Stated problem: Extract every line that contains the string "lapse".

Records supplied:
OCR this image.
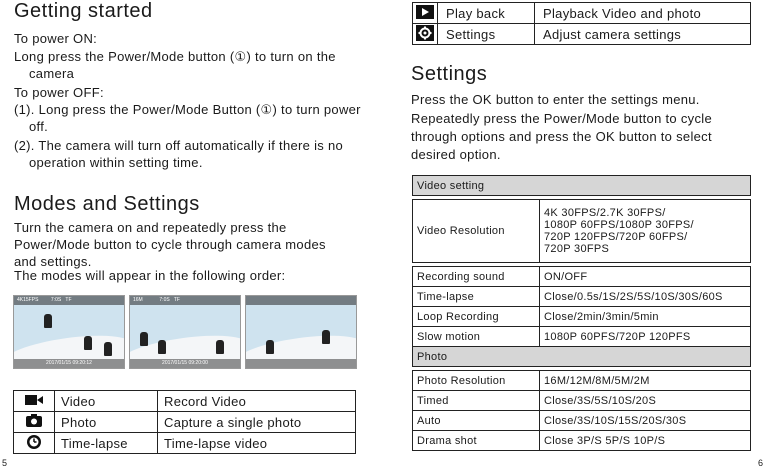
Getting started

To power ON:

Long press the Power/Mode button (①) to turn on the camera

To power OFF:

(1). Long press the Power/Mode Button (①) to turn power off.

(2). The camera will turn off automatically if there is no operation within setting time.

Modes and Settings

Turn the camera on and repeatedly press the Power/Mode button to cycle through camera modes and settings.

The modes will appear in the following order:

4K15FPS	7:0S TF
2017/01/15 09:20:12
16M	7:0S TF
2017/01/15 09:20:00
	Video	Record Video
	Photo	Capture a single photo
	Time-lapse	Time-lapse video
5
	Play back	Playback Video and photo
	Settings	Adjust camera settings
Settings

Press the OK button to enter the settings menu.

Repeatedly press the Power/Mode button to cycle through options and press the OK button to select desired option.

Video setting	

Video Resolution	4K 30FPS/2.7K 30FPS/
1080P 60FPS/1080P 30FPS/
720P 120FPS/720P 60FPS/
720P 30FPS

Recording sound	ON/OFF
Time-lapse	Close/0.5s/1S/2S/5S/10S/30S/60S
Loop Recording	Close/2min/3min/5min
Slow motion	1080P 60PFS/720P 120PFS
Photo	

Photo Resolution	16M/12M/8M/5M/2M
Timed	Close/3S/5S/10S/20S
Auto	Close/3S/10S/15S/20S/30S
Drama shot	Close 3P/S 5P/S 10P/S
6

Output below:
	Time-lapse	Time-lapse video
Time-lapse	Close/0.5s/1S/2S/5S/10S/30S/60S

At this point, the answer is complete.